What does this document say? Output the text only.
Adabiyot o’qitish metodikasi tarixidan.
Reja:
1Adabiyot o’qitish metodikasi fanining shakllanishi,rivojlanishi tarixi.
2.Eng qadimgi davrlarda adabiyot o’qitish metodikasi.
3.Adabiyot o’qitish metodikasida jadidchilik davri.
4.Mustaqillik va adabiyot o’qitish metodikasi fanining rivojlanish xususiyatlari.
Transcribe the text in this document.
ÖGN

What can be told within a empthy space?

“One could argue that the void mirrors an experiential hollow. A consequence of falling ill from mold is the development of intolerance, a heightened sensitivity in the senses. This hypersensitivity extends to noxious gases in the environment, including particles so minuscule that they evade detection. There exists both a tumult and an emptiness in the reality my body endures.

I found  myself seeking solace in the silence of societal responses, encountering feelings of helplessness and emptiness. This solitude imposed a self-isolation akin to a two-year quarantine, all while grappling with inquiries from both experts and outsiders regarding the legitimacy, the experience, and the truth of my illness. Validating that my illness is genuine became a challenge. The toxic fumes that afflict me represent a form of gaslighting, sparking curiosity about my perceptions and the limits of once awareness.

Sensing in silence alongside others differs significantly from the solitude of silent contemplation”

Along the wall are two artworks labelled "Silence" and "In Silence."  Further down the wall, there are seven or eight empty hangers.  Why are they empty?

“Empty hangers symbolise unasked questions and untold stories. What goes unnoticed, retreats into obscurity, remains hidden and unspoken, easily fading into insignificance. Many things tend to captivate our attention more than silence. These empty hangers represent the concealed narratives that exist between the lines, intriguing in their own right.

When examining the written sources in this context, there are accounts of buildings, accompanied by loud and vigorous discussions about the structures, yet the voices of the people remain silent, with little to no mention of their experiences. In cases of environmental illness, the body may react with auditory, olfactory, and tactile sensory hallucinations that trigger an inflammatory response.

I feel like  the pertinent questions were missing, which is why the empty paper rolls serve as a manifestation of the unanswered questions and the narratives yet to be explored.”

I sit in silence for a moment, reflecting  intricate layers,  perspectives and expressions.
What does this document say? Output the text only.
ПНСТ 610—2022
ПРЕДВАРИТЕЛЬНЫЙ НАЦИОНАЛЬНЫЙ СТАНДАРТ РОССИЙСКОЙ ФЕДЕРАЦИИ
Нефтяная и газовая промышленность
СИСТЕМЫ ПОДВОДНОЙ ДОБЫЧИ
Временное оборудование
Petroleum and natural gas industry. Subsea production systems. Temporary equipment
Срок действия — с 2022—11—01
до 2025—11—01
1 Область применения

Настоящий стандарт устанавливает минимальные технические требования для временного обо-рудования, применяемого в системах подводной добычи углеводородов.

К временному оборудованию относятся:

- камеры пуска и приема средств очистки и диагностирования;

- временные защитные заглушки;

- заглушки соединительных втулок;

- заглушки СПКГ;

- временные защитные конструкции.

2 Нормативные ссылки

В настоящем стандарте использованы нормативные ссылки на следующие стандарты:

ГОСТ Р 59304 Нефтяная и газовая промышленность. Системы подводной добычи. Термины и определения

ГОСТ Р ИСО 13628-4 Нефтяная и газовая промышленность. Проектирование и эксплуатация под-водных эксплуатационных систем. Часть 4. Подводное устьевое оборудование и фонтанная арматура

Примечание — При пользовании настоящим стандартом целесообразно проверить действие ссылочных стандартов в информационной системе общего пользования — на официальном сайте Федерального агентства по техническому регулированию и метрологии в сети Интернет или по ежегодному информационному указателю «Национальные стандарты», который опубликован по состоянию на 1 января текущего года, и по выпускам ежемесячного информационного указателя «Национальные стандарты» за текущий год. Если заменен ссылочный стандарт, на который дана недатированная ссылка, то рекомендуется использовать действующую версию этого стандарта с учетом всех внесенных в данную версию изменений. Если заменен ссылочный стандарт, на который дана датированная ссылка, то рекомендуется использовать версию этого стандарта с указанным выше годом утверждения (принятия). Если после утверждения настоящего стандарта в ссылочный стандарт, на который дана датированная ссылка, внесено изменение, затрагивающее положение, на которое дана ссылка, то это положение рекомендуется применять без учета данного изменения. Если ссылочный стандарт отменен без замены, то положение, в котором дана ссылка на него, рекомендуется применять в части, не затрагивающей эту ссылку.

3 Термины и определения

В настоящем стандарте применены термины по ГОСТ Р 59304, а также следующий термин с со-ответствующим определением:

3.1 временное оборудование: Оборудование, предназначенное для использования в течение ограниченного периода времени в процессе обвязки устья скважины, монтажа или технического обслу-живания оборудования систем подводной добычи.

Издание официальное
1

Task prompt:
Go through the material above line by line and copy it exactly.

Expected answer:
What does this document say? Output the text only.
Adabiyot o’qitish metodikasi tarixidan.
Reja:
1Adabiyot o’qitish metodikasi fanining shakllanishi,rivojlanishi tarixi.
2.Eng qadimgi davrlarda adabiyot o’qitish metodikasi.
3.Adabiyot o’qitish metodikasida jadidchilik davri.
4.Mustaqillik va adabiyot o’qitish metodikasi fanining rivojlanish xususiyatlari.
Transcribe the text in this document.
ÖGN

What can be told within a empthy space?

“One could argue that the void mirrors an experiential hollow. A consequence of falling ill from mold is the development of intolerance, a heightened sensitivity in the senses. This hypersensitivity extends to noxious gases in the environment, including particles so minuscule that they evade detection. There exists both a tumult and an emptiness in the reality my body endures.

I found  myself seeking solace in the silence of societal responses, encountering feelings of helplessness and emptiness. This solitude imposed a self-isolation akin to a two-year quarantine, all while grappling with inquiries from both experts and outsiders regarding the legitimacy, the experience, and the truth of my illness. Validating that my illness is genuine became a challenge. The toxic fumes that afflict me represent a form of gaslighting, sparking curiosity about my perceptions and the limits of once awareness.

Sensing in silence alongside others differs significantly from the solitude of silent contemplation”

Along the wall are two artworks labelled "Silence" and "In Silence."  Further down the wall, there are seven or eight empty hangers.  Why are they empty?

“Empty hangers symbolise unasked questions and untold stories. What goes unnoticed, retreats into obscurity, remains hidden and unspoken, easily fading into insignificance. Many things tend to captivate our attention more than silence. These empty hangers represent the concealed narratives that exist between the lines, intriguing in their own right.

When examining the written sources in this context, there are accounts of buildings, accompanied by loud and vigorous discussions about the structures, yet the voices of the people remain silent, with little to no mention of their experiences. In cases of environmental illness, the body may react with auditory, olfactory, and tactile sensory hallucinations that trigger an inflammatory response.

I feel like  the pertinent questions were missing, which is why the empty paper rolls serve as a manifestation of the unanswered questions and the narratives yet to be explored.”

I sit in silence for a moment, reflecting  intricate layers,  perspectives and expressions.
What does this document say? Output the text only.
ПНСТ 610—2022
ПРЕДВАРИТЕЛЬНЫЙ НАЦИОНАЛЬНЫЙ СТАНДАРТ РОССИЙСКОЙ ФЕДЕРАЦИИ
Нефтяная и газовая промышленность
СИСТЕМЫ ПОДВОДНОЙ ДОБЫЧИ
Временное оборудование
Petroleum and natural gas industry. Subsea production systems. Temporary equipment
Срок действия — с 2022—11—01
до 2025—11—01
1 Область применения

Настоящий стандарт устанавливает минимальные технические требования для временного обо-рудования, применяемого в системах подводной добычи углеводородов.

К временному оборудованию относятся:

- камеры пуска и приема средств очистки и диагностирования;

- временные защитные заглушки;

- заглушки соединительных втулок;

- заглушки СПКГ;

- временные защитные конструкции.

2 Нормативные ссылки

В настоящем стандарте использованы нормативные ссылки на следующие стандарты:

ГОСТ Р 59304 Нефтяная и газовая промышленность. Системы подводной добычи. Термины и определения

ГОСТ Р ИСО 13628-4 Нефтяная и газовая промышленность. Проектирование и эксплуатация под-водных эксплуатационных систем. Часть 4. Подводное устьевое оборудование и фонтанная арматура

Примечание — При пользовании настоящим стандартом целесообразно проверить действие ссылочных стандартов в информационной системе общего пользования — на официальном сайте Федерального агентства по техническому регулированию и метрологии в сети Интернет или по ежегодному информационному указателю «Национальные стандарты», который опубликован по состоянию на 1 января текущего года, и по выпускам ежемесячного информационного указателя «Национальные стандарты» за текущий год. Если заменен ссылочный стандарт, на который дана недатированная ссылка, то рекомендуется использовать действующую версию этого стандарта с учетом всех внесенных в данную версию изменений. Если заменен ссылочный стандарт, на который дана датированная ссылка, то рекомендуется использовать версию этого стандарта с указанным выше годом утверждения (принятия). Если после утверждения настоящего стандарта в ссылочный стандарт, на который дана датированная ссылка, внесено изменение, затрагивающее положение, на которое дана ссылка, то это положение рекомендуется применять без учета данного изменения. Если ссылочный стандарт отменен без замены, то положение, в котором дана ссылка на него, рекомендуется применять в части, не затрагивающей эту ссылку.

3 Термины и определения

В настоящем стандарте применены термины по ГОСТ Р 59304, а также следующий термин с со-ответствующим определением:

3.1 временное оборудование: Оборудование, предназначенное для использования в течение ограниченного периода времени в процессе обвязки устья скважины, монтажа или технического обслу-живания оборудования систем подводной добычи.

Издание официальное
1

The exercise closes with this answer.